## The request:
Return each entry exactly, omitting nothing.

## Dataset records:
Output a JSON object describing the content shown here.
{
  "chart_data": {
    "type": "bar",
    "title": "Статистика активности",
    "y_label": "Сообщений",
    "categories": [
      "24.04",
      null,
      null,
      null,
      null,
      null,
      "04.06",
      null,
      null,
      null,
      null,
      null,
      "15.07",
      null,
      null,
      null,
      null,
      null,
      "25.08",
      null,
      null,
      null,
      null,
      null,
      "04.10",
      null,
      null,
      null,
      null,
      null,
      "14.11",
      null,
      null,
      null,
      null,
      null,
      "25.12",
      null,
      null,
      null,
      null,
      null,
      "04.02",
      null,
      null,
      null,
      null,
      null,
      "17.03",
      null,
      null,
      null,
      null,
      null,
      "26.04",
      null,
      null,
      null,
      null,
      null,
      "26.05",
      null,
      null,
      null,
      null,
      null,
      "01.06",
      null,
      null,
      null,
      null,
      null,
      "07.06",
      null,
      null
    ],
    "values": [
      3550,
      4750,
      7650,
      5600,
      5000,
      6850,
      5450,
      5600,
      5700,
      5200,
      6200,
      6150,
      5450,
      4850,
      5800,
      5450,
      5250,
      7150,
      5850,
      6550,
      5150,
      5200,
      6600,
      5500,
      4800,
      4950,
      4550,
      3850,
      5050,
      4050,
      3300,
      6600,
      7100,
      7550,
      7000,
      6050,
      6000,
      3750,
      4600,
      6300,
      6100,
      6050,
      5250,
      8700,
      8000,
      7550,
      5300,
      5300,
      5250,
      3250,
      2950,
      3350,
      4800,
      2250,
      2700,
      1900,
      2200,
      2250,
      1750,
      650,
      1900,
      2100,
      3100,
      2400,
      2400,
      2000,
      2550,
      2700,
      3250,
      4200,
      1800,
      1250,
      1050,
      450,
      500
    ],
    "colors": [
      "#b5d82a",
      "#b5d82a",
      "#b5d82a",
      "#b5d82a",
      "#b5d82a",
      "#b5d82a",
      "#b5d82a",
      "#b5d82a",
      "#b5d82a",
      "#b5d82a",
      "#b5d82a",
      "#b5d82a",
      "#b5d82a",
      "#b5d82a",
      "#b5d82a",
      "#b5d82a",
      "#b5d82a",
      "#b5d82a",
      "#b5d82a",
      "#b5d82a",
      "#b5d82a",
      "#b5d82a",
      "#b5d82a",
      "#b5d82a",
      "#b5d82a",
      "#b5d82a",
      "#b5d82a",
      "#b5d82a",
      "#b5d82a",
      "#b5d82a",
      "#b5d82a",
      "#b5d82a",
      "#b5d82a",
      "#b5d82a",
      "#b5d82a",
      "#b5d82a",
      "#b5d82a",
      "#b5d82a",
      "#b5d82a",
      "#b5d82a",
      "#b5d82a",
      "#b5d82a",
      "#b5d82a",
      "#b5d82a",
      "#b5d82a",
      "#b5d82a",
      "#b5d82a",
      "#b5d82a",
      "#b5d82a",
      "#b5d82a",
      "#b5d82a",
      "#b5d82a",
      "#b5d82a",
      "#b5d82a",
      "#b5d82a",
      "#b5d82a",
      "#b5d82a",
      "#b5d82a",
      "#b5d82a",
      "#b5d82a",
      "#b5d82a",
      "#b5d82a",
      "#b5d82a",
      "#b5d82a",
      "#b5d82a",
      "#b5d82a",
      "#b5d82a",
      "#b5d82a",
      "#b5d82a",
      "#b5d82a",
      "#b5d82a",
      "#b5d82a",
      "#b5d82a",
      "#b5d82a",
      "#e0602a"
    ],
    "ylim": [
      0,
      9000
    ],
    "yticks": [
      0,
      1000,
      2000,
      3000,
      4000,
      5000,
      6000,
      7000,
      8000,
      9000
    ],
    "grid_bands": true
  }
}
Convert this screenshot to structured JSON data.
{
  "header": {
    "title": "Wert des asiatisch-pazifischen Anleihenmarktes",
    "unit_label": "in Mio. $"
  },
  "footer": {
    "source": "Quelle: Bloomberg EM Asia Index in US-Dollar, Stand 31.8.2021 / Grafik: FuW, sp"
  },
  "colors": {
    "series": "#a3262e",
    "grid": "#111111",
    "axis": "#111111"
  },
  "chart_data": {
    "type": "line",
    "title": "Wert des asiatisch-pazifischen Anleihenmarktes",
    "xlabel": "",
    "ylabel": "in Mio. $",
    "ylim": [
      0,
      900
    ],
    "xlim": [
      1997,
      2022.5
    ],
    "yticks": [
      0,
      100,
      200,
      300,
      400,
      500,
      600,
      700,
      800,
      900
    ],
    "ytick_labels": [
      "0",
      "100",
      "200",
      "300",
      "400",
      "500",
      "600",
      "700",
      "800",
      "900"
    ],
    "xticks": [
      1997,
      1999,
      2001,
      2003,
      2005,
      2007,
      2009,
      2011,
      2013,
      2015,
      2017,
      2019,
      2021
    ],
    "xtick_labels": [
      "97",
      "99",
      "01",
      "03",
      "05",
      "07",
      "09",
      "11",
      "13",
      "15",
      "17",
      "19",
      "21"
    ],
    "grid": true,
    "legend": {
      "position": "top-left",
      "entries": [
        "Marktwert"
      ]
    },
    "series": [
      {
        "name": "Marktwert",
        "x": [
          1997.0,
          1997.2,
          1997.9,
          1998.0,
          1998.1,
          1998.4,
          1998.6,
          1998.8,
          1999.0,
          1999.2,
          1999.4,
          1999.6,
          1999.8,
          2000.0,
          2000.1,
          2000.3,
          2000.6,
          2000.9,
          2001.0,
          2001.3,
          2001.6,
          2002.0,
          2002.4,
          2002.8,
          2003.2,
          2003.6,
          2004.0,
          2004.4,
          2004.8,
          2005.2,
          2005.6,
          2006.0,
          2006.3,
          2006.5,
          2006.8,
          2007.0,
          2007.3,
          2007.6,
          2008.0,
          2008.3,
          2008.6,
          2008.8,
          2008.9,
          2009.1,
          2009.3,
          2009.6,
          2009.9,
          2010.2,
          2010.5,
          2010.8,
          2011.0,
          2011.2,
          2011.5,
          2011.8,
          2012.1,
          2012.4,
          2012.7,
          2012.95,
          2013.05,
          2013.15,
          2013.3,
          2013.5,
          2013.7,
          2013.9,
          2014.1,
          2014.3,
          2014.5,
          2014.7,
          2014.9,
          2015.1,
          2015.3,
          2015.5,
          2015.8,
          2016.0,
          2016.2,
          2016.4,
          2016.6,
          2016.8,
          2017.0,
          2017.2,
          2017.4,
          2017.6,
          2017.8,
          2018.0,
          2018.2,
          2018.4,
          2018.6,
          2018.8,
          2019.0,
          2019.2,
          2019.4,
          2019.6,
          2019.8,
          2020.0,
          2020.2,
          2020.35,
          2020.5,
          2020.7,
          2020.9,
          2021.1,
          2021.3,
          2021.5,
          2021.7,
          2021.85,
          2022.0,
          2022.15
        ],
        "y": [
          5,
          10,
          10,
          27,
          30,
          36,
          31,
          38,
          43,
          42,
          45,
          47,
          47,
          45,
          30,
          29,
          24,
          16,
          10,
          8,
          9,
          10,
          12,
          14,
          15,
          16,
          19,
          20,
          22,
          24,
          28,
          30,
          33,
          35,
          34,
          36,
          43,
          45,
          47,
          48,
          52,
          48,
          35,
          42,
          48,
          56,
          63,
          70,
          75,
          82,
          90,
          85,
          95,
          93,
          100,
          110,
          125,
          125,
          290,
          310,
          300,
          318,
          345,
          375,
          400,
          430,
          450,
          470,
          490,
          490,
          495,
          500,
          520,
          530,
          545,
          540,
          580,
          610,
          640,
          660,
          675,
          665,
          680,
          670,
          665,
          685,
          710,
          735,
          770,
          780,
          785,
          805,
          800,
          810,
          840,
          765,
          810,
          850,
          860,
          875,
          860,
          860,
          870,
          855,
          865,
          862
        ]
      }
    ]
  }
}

## Full solution:
Output a JSON object describing the content shown here.
{
  "chart_data": {
    "type": "bar",
    "title": "Статистика активности",
    "y_label": "Сообщений",
    "categories": [
      "24.04",
      null,
      null,
      null,
      null,
      null,
      "04.06",
      null,
      null,
      null,
      null,
      null,
      "15.07",
      null,
      null,
      null,
      null,
      null,
      "25.08",
      null,
      null,
      null,
      null,
      null,
      "04.10",
      null,
      null,
      null,
      null,
      null,
      "14.11",
      null,
      null,
      null,
      null,
      null,
      "25.12",
      null,
      null,
      null,
      null,
      null,
      "04.02",
      null,
      null,
      null,
      null,
      null,
      "17.03",
      null,
      null,
      null,
      null,
      null,
      "26.04",
      null,
      null,
      null,
      null,
      null,
      "26.05",
      null,
      null,
      null,
      null,
      null,
      "01.06",
      null,
      null,
      null,
      null,
      null,
      "07.06",
      null,
      null
    ],
    "values": [
      3550,
      4750,
      7650,
      5600,
      5000,
      6850,
      5450,
      5600,
      5700,
      5200,
      6200,
      6150,
      5450,
      4850,
      5800,
      5450,
      5250,
      7150,
      5850,
      6550,
      5150,
      5200,
      6600,
      5500,
      4800,
      4950,
      4550,
      3850,
      5050,
      4050,
      3300,
      6600,
      7100,
      7550,
      7000,
      6050,
      6000,
      3750,
      4600,
      6300,
      6100,
      6050,
      5250,
      8700,
      8000,
      7550,
      5300,
      5300,
      5250,
      3250,
      2950,
      3350,
      4800,
      2250,
      2700,
      1900,
      2200,
      2250,
      1750,
      650,
      1900,
      2100,
      3100,
      2400,
      2400,
      2000,
      2550,
      2700,
      3250,
      4200,
      1800,
      1250,
      1050,
      450,
      500
    ],
    "colors": [
      "#b5d82a",
      "#b5d82a",
      "#b5d82a",
      "#b5d82a",
      "#b5d82a",
      "#b5d82a",
      "#b5d82a",
      "#b5d82a",
      "#b5d82a",
      "#b5d82a",
      "#b5d82a",
      "#b5d82a",
      "#b5d82a",
      "#b5d82a",
      "#b5d82a",
      "#b5d82a",
      "#b5d82a",
      "#b5d82a",
      "#b5d82a",
      "#b5d82a",
      "#b5d82a",
      "#b5d82a",
      "#b5d82a",
      "#b5d82a",
      "#b5d82a",
      "#b5d82a",
      "#b5d82a",
      "#b5d82a",
      "#b5d82a",
      "#b5d82a",
      "#b5d82a",
      "#b5d82a",
      "#b5d82a",
      "#b5d82a",
      "#b5d82a",
      "#b5d82a",
      "#b5d82a",
      "#b5d82a",
      "#b5d82a",
      "#b5d82a",
      "#b5d82a",
      "#b5d82a",
      "#b5d82a",
      "#b5d82a",
      "#b5d82a",
      "#b5d82a",
      "#b5d82a",
      "#b5d82a",
      "#b5d82a",
      "#b5d82a",
      "#b5d82a",
      "#b5d82a",
      "#b5d82a",
      "#b5d82a",
      "#b5d82a",
      "#b5d82a",
      "#b5d82a",
      "#b5d82a",
      "#b5d82a",
      "#b5d82a",
      "#b5d82a",
      "#b5d82a",
      "#b5d82a",
      "#b5d82a",
      "#b5d82a",
      "#b5d82a",
      "#b5d82a",
      "#b5d82a",
      "#b5d82a",
      "#b5d82a",
      "#b5d82a",
      "#b5d82a",
      "#b5d82a",
      "#b5d82a",
      "#e0602a"
    ],
    "ylim": [
      0,
      9000
    ],
    "yticks": [
      0,
      1000,
      2000,
      3000,
      4000,
      5000,
      6000,
      7000,
      8000,
      9000
    ],
    "grid_bands": true
  }
}
Convert this screenshot to structured JSON data.
{
  "header": {
    "title": "Wert des asiatisch-pazifischen Anleihenmarktes",
    "unit_label": "in Mio. $"
  },
  "footer": {
    "source": "Quelle: Bloomberg EM Asia Index in US-Dollar, Stand 31.8.2021 / Grafik: FuW, sp"
  },
  "colors": {
    "series": "#a3262e",
    "grid": "#111111",
    "axis": "#111111"
  },
  "chart_data": {
    "type": "line",
    "title": "Wert des asiatisch-pazifischen Anleihenmarktes",
    "xlabel": "",
    "ylabel": "in Mio. $",
    "ylim": [
      0,
      900
    ],
    "xlim": [
      1997,
      2022.5
    ],
    "yticks": [
      0,
      100,
      200,
      300,
      400,
      500,
      600,
      700,
      800,
      900
    ],
    "ytick_labels": [
      "0",
      "100",
      "200",
      "300",
      "400",
      "500",
      "600",
      "700",
      "800",
      "900"
    ],
    "xticks": [
      1997,
      1999,
      2001,
      2003,
      2005,
      2007,
      2009,
      2011,
      2013,
      2015,
      2017,
      2019,
      2021
    ],
    "xtick_labels": [
      "97",
      "99",
      "01",
      "03",
      "05",
      "07",
      "09",
      "11",
      "13",
      "15",
      "17",
      "19",
      "21"
    ],
    "grid": true,
    "legend": {
      "position": "top-left",
      "entries": [
        "Marktwert"
      ]
    },
    "series": [
      {
        "name": "Marktwert",
        "x": [
          1997.0,
          1997.2,
          1997.9,
          1998.0,
          1998.1,
          1998.4,
          1998.6,
          1998.8,
          1999.0,
          1999.2,
          1999.4,
          1999.6,
          1999.8,
          2000.0,
          2000.1,
          2000.3,
          2000.6,
          2000.9,
          2001.0,
          2001.3,
          2001.6,
          2002.0,
          2002.4,
          2002.8,
          2003.2,
          2003.6,
          2004.0,
          2004.4,
          2004.8,
          2005.2,
          2005.6,
          2006.0,
          2006.3,
          2006.5,
          2006.8,
          2007.0,
          2007.3,
          2007.6,
          2008.0,
          2008.3,
          2008.6,
          2008.8,
          2008.9,
          2009.1,
          2009.3,
          2009.6,
          2009.9,
          2010.2,
          2010.5,
          2010.8,
          2011.0,
          2011.2,
          2011.5,
          2011.8,
          2012.1,
          2012.4,
          2012.7,
          2012.95,
          2013.05,
          2013.15,
          2013.3,
          2013.5,
          2013.7,
          2013.9,
          2014.1,
          2014.3,
          2014.5,
          2014.7,
          2014.9,
          2015.1,
          2015.3,
          2015.5,
          2015.8,
          2016.0,
          2016.2,
          2016.4,
          2016.6,
          2016.8,
          2017.0,
          2017.2,
          2017.4,
          2017.6,
          2017.8,
          2018.0,
          2018.2,
          2018.4,
          2018.6,
          2018.8,
          2019.0,
          2019.2,
          2019.4,
          2019.6,
          2019.8,
          2020.0,
          2020.2,
          2020.35,
          2020.5,
          2020.7,
          2020.9,
          2021.1,
          2021.3,
          2021.5,
          2021.7,
          2021.85,
          2022.0,
          2022.15
        ],
        "y": [
          5,
          10,
          10,
          27,
          30,
          36,
          31,
          38,
          43,
          42,
          45,
          47,
          47,
          45,
          30,
          29,
          24,
          16,
          10,
          8,
          9,
          10,
          12,
          14,
          15,
          16,
          19,
          20,
          22,
          24,
          28,
          30,
          33,
          35,
          34,
          36,
          43,
          45,
          47,
          48,
          52,
          48,
          35,
          42,
          48,
          56,
          63,
          70,
          75,
          82,
          90,
          85,
          95,
          93,
          100,
          110,
          125,
          125,
          290,
          310,
          300,
          318,
          345,
          375,
          400,
          430,
          450,
          470,
          490,
          490,
          495,
          500,
          520,
          530,
          545,
          540,
          580,
          610,
          640,
          660,
          675,
          665,
          680,
          670,
          665,
          685,
          710,
          735,
          770,
          780,
          785,
          805,
          800,
          810,
          840,
          765,
          810,
          850,
          860,
          875,
          860,
          860,
          870,
          855,
          865,
          862
        ]
      }
    ]
  }
}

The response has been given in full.